*DIRECTIONS FOR THIS TASK*. Give every entry again, word for word and in full.

*SUPPLIED RECORDS*.

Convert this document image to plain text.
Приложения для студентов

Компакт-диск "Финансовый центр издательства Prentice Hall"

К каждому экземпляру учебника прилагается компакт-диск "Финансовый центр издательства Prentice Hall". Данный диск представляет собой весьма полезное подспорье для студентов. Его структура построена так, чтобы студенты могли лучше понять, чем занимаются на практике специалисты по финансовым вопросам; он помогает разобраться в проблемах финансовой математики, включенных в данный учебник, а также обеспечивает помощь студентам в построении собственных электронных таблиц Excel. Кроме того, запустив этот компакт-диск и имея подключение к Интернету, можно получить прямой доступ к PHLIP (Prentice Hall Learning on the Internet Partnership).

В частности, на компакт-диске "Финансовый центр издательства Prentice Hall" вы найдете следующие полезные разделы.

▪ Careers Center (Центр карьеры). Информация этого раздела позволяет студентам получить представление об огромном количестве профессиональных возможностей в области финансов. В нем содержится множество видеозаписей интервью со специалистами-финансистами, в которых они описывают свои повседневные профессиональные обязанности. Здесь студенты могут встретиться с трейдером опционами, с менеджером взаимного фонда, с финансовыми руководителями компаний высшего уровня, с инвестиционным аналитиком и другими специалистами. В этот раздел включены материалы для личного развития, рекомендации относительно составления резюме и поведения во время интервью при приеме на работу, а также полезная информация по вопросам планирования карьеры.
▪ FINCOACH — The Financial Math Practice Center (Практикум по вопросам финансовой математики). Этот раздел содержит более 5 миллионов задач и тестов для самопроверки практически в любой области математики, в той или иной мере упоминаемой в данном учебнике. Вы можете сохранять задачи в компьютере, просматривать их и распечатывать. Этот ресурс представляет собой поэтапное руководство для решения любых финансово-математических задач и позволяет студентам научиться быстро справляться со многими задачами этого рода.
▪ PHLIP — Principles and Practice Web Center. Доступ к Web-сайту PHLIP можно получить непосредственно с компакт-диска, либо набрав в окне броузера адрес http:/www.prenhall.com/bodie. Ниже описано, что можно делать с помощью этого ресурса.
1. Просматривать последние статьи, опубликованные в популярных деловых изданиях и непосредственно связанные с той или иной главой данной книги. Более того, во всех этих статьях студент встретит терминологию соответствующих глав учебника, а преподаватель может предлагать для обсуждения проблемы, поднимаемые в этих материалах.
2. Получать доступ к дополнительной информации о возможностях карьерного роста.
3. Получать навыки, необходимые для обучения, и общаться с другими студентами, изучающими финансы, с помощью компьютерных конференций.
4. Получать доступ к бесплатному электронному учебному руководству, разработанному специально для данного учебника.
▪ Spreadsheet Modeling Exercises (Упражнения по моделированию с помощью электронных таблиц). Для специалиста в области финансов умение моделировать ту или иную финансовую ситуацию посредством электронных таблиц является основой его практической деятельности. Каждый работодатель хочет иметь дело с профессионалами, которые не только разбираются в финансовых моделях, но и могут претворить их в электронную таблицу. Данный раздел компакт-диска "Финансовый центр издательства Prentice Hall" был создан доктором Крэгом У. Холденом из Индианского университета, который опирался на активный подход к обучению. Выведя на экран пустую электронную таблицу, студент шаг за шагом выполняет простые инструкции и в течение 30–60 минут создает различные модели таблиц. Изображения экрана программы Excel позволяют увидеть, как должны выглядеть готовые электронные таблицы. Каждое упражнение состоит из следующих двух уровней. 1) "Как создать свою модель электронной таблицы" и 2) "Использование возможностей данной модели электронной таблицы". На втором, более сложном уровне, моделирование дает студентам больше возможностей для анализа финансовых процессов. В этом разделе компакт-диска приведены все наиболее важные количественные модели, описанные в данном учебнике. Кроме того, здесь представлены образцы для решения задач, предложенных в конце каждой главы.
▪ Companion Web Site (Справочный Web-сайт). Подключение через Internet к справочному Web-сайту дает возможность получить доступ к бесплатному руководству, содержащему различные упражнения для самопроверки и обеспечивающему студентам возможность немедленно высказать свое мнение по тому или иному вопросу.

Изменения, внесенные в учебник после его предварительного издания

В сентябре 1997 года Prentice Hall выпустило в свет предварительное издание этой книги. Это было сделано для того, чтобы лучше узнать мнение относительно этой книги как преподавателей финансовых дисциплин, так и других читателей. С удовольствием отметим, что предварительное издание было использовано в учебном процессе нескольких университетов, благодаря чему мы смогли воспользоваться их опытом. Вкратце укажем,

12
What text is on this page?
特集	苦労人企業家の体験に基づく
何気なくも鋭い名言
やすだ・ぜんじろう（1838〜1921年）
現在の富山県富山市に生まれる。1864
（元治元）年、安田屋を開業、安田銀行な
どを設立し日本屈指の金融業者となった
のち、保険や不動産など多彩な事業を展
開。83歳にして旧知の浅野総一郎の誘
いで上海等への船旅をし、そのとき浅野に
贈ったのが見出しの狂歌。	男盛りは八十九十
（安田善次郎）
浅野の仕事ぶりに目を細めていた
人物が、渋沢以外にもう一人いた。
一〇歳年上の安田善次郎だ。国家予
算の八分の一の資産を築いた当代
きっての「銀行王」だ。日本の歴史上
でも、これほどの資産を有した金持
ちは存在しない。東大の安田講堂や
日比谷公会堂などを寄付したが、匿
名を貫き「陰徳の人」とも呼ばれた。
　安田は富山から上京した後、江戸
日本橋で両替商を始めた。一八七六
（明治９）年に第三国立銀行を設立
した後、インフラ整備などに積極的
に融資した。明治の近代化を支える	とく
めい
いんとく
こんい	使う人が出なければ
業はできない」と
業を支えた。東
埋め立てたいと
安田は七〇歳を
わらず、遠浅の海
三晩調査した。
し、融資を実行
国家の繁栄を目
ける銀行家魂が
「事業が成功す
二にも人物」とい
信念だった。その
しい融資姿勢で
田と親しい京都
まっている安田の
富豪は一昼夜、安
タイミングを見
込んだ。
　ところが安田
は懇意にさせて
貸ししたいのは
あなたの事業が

*RESPONSE*.
Convert this document image to plain text.
Приложения для студентов

Компакт-диск "Финансовый центр издательства Prentice Hall"

К каждому экземпляру учебника прилагается компакт-диск "Финансовый центр издательства Prentice Hall". Данный диск представляет собой весьма полезное подспорье для студентов. Его структура построена так, чтобы студенты могли лучше понять, чем занимаются на практике специалисты по финансовым вопросам; он помогает разобраться в проблемах финансовой математики, включенных в данный учебник, а также обеспечивает помощь студентам в построении собственных электронных таблиц Excel. Кроме того, запустив этот компакт-диск и имея подключение к Интернету, можно получить прямой доступ к PHLIP (Prentice Hall Learning on the Internet Partnership).

В частности, на компакт-диске "Финансовый центр издательства Prentice Hall" вы найдете следующие полезные разделы.

▪ Careers Center (Центр карьеры). Информация этого раздела позволяет студентам получить представление об огромном количестве профессиональных возможностей в области финансов. В нем содержится множество видеозаписей интервью со специалистами-финансистами, в которых они описывают свои повседневные профессиональные обязанности. Здесь студенты могут встретиться с трейдером опционами, с менеджером взаимного фонда, с финансовыми руководителями компаний высшего уровня, с инвестиционным аналитиком и другими специалистами. В этот раздел включены материалы для личного развития, рекомендации относительно составления резюме и поведения во время интервью при приеме на работу, а также полезная информация по вопросам планирования карьеры.
▪ FINCOACH — The Financial Math Practice Center (Практикум по вопросам финансовой математики). Этот раздел содержит более 5 миллионов задач и тестов для самопроверки практически в любой области математики, в той или иной мере упоминаемой в данном учебнике. Вы можете сохранять задачи в компьютере, просматривать их и распечатывать. Этот ресурс представляет собой поэтапное руководство для решения любых финансово-математических задач и позволяет студентам научиться быстро справляться со многими задачами этого рода.
▪ PHLIP — Principles and Practice Web Center. Доступ к Web-сайту PHLIP можно получить непосредственно с компакт-диска, либо набрав в окне броузера адрес http:/www.prenhall.com/bodie. Ниже описано, что можно делать с помощью этого ресурса.
1. Просматривать последние статьи, опубликованные в популярных деловых изданиях и непосредственно связанные с той или иной главой данной книги. Более того, во всех этих статьях студент встретит терминологию соответствующих глав учебника, а преподаватель может предлагать для обсуждения проблемы, поднимаемые в этих материалах.
2. Получать доступ к дополнительной информации о возможностях карьерного роста.
3. Получать навыки, необходимые для обучения, и общаться с другими студентами, изучающими финансы, с помощью компьютерных конференций.
4. Получать доступ к бесплатному электронному учебному руководству, разработанному специально для данного учебника.
▪ Spreadsheet Modeling Exercises (Упражнения по моделированию с помощью электронных таблиц). Для специалиста в области финансов умение моделировать ту или иную финансовую ситуацию посредством электронных таблиц является основой его практической деятельности. Каждый работодатель хочет иметь дело с профессионалами, которые не только разбираются в финансовых моделях, но и могут претворить их в электронную таблицу. Данный раздел компакт-диска "Финансовый центр издательства Prentice Hall" был создан доктором Крэгом У. Холденом из Индианского университета, который опирался на активный подход к обучению. Выведя на экран пустую электронную таблицу, студент шаг за шагом выполняет простые инструкции и в течение 30–60 минут создает различные модели таблиц. Изображения экрана программы Excel позволяют увидеть, как должны выглядеть готовые электронные таблицы. Каждое упражнение состоит из следующих двух уровней. 1) "Как создать свою модель электронной таблицы" и 2) "Использование возможностей данной модели электронной таблицы". На втором, более сложном уровне, моделирование дает студентам больше возможностей для анализа финансовых процессов. В этом разделе компакт-диска приведены все наиболее важные количественные модели, описанные в данном учебнике. Кроме того, здесь представлены образцы для решения задач, предложенных в конце каждой главы.
▪ Companion Web Site (Справочный Web-сайт). Подключение через Internet к справочному Web-сайту дает возможность получить доступ к бесплатному руководству, содержащему различные упражнения для самопроверки и обеспечивающему студентам возможность немедленно высказать свое мнение по тому или иному вопросу.

Изменения, внесенные в учебник после его предварительного издания

В сентябре 1997 года Prentice Hall выпустило в свет предварительное издание этой книги. Это было сделано для того, чтобы лучше узнать мнение относительно этой книги как преподавателей финансовых дисциплин, так и других читателей. С удовольствием отметим, что предварительное издание было использовано в учебном процессе нескольких университетов, благодаря чему мы смогли воспользоваться их опытом. Вкратце укажем,

12
What text is on this page?
特集	苦労人企業家の体験に基づく
何気なくも鋭い名言
やすだ・ぜんじろう（1838〜1921年）
現在の富山県富山市に生まれる。1864
（元治元）年、安田屋を開業、安田銀行な
どを設立し日本屈指の金融業者となった
のち、保険や不動産など多彩な事業を展
開。83歳にして旧知の浅野総一郎の誘
いで上海等への船旅をし、そのとき浅野に
贈ったのが見出しの狂歌。	男盛りは八十九十
（安田善次郎）
浅野の仕事ぶりに目を細めていた
人物が、渋沢以外にもう一人いた。
一〇歳年上の安田善次郎だ。国家予
算の八分の一の資産を築いた当代
きっての「銀行王」だ。日本の歴史上
でも、これほどの資産を有した金持
ちは存在しない。東大の安田講堂や
日比谷公会堂などを寄付したが、匿
名を貫き「陰徳の人」とも呼ばれた。
　安田は富山から上京した後、江戸
日本橋で両替商を始めた。一八七六
（明治９）年に第三国立銀行を設立
した後、インフラ整備などに積極的
に融資した。明治の近代化を支える	とく
めい
いんとく
こんい	使う人が出なければ
業はできない」と
業を支えた。東
埋め立てたいと
安田は七〇歳を
わらず、遠浅の海
三晩調査した。
し、融資を実行
国家の繁栄を目
ける銀行家魂が
「事業が成功す
二にも人物」とい
信念だった。その
しい融資姿勢で
田と親しい京都
まっている安田の
富豪は一昼夜、安
タイミングを見
込んだ。
　ところが安田
は懇意にさせて
貸ししたいのは
あなたの事業が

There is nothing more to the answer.